SUPPLIED RECORDS:

══════

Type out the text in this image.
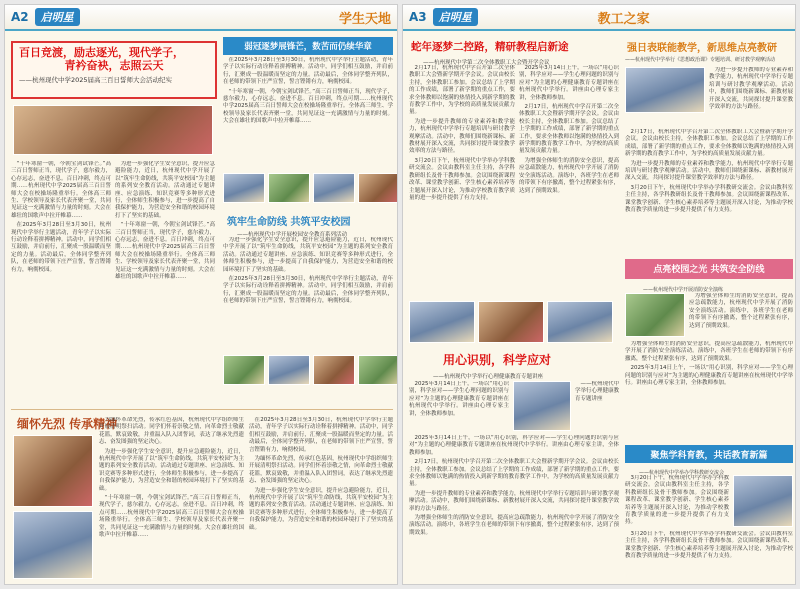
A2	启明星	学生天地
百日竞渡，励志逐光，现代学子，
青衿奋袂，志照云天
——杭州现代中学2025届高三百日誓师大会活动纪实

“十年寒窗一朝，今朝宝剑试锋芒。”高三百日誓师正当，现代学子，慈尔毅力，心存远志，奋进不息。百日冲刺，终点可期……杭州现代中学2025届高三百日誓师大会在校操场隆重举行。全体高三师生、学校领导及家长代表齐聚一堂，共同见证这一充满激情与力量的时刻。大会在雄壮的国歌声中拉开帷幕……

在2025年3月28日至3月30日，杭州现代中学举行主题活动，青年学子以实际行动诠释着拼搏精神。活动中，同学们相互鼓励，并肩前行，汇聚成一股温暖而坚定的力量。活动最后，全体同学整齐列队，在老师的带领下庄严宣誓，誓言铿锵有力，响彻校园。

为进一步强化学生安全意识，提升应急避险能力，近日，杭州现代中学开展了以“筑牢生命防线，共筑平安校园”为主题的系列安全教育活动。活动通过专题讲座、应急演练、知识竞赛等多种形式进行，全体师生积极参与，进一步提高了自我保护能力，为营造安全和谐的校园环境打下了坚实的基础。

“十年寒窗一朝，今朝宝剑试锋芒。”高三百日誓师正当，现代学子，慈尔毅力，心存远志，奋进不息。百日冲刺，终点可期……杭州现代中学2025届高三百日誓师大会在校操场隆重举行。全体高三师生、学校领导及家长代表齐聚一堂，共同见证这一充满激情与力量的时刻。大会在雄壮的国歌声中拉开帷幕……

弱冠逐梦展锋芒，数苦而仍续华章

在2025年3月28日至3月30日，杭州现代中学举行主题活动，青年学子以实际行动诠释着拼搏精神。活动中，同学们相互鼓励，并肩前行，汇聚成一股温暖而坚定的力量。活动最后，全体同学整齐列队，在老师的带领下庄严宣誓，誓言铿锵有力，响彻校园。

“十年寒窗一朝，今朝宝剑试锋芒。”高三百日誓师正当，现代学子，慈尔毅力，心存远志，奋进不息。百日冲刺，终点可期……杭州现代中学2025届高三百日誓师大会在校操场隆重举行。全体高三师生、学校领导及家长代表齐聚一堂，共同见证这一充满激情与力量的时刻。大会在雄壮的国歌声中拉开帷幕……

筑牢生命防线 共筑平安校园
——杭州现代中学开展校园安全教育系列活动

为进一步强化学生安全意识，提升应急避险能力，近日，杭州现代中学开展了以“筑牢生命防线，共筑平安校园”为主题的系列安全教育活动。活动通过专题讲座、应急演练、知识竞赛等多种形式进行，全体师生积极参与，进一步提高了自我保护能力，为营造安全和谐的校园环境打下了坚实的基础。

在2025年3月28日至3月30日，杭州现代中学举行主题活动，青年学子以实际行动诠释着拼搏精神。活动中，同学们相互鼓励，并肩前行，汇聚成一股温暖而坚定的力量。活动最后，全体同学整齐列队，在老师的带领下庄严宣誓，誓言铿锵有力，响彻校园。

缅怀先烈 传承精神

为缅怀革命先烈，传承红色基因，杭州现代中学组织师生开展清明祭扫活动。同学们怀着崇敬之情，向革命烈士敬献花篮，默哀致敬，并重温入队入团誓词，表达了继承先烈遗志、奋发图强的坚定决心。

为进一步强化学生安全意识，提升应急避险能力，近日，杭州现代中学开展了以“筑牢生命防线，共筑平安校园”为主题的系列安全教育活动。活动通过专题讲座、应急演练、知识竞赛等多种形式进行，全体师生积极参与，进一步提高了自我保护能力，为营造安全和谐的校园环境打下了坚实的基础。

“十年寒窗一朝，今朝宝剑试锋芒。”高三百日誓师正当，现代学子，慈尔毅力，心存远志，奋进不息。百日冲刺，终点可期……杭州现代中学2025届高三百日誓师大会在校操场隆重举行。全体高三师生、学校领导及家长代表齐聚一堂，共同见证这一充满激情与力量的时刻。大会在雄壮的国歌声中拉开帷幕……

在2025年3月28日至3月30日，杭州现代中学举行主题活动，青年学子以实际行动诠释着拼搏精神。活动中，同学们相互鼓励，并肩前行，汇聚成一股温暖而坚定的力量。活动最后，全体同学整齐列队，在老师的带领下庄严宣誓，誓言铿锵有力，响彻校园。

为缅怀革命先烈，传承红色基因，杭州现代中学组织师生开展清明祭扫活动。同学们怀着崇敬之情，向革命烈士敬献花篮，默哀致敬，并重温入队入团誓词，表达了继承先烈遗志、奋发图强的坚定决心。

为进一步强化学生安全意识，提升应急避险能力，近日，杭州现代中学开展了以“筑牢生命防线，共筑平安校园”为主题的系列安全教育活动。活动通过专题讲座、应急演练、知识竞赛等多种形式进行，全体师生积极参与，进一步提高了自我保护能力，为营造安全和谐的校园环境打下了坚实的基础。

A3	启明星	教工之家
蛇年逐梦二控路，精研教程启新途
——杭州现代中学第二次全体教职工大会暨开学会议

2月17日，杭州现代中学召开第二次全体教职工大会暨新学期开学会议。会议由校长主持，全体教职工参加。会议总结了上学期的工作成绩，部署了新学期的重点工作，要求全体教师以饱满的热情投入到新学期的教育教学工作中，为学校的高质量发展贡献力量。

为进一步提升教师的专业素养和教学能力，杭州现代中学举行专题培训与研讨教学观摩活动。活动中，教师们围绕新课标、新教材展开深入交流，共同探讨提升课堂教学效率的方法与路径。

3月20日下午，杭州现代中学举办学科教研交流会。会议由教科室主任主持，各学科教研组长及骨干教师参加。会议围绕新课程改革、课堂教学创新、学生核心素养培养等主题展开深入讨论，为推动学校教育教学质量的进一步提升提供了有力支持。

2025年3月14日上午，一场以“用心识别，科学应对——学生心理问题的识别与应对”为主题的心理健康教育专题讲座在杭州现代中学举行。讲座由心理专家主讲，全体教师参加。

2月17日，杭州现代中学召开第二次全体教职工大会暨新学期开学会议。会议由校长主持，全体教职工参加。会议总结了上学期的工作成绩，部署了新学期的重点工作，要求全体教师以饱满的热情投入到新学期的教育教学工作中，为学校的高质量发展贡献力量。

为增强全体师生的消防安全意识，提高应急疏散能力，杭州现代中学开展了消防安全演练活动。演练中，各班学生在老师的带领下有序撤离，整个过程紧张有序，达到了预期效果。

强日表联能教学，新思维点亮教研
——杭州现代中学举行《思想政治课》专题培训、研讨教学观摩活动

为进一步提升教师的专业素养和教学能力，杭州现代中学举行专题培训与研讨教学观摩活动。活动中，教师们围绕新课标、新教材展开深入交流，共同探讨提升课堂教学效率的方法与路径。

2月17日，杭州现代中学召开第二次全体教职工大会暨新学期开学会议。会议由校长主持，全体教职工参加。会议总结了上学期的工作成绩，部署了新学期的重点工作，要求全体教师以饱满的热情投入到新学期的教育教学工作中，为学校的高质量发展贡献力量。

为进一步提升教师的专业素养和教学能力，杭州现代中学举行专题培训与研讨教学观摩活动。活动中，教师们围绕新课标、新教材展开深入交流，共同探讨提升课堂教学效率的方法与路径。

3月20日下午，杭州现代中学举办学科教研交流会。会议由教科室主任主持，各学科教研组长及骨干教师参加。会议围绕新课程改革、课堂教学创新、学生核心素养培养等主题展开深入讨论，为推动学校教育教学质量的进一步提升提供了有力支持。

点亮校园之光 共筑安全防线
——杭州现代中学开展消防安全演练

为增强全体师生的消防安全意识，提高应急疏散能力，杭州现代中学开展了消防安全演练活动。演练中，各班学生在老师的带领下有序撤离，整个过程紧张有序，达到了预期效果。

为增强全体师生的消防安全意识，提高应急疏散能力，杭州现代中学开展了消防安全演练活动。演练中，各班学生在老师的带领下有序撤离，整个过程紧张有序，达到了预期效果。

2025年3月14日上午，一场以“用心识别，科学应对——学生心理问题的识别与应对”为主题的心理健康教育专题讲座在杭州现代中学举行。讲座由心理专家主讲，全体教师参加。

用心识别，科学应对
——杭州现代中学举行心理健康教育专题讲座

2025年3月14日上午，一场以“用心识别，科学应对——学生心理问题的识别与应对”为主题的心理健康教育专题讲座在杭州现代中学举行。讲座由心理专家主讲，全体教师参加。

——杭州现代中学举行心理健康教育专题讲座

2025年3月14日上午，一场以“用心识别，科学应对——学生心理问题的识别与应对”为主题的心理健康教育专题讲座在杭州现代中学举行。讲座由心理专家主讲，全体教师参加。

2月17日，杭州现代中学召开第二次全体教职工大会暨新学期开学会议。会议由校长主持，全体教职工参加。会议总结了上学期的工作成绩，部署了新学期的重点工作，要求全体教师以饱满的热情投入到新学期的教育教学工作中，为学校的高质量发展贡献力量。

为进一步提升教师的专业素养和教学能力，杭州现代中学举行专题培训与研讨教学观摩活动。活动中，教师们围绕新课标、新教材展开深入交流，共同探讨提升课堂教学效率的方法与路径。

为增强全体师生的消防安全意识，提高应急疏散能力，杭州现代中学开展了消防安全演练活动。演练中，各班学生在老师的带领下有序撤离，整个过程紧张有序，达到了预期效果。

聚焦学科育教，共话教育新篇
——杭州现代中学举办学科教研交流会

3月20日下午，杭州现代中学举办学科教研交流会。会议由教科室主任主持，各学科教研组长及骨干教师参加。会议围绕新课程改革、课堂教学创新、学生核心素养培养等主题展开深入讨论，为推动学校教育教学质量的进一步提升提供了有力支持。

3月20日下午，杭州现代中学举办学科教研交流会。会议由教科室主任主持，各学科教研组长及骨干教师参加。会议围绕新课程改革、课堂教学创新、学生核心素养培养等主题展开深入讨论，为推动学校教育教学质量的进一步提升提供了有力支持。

══════

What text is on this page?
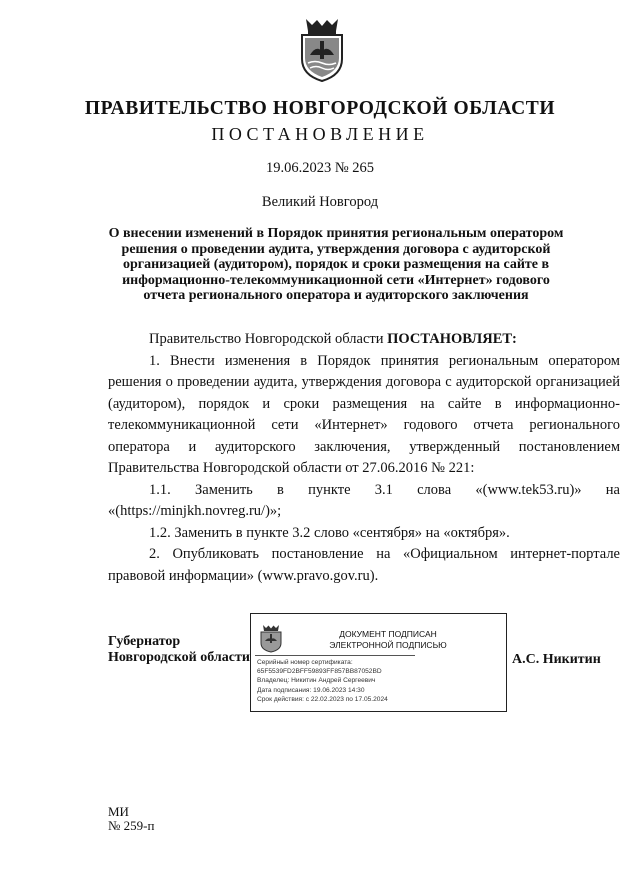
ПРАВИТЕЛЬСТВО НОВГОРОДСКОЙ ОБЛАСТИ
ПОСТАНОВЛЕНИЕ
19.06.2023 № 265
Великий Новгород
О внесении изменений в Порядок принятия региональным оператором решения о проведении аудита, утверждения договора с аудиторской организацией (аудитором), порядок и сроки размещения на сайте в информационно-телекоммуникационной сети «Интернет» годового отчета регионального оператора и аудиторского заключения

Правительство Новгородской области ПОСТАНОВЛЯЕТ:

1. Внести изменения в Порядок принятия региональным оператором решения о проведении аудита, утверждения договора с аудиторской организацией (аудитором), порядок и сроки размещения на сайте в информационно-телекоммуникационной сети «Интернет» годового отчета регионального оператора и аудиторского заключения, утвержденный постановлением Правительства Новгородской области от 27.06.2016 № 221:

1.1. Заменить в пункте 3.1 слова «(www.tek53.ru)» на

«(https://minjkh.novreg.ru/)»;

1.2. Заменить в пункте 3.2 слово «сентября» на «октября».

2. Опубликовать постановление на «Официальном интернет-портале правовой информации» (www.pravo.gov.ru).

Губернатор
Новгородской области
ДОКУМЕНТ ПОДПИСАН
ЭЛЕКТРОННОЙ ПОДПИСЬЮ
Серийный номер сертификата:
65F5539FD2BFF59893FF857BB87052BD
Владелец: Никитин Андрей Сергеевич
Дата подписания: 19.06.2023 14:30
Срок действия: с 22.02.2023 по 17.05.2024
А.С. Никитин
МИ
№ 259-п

══════

EXERCISE REQUIREMENTS: The answer should be a single number: the count of lines in the data that include the string "Никитин".

WRITTEN ANSWER: 2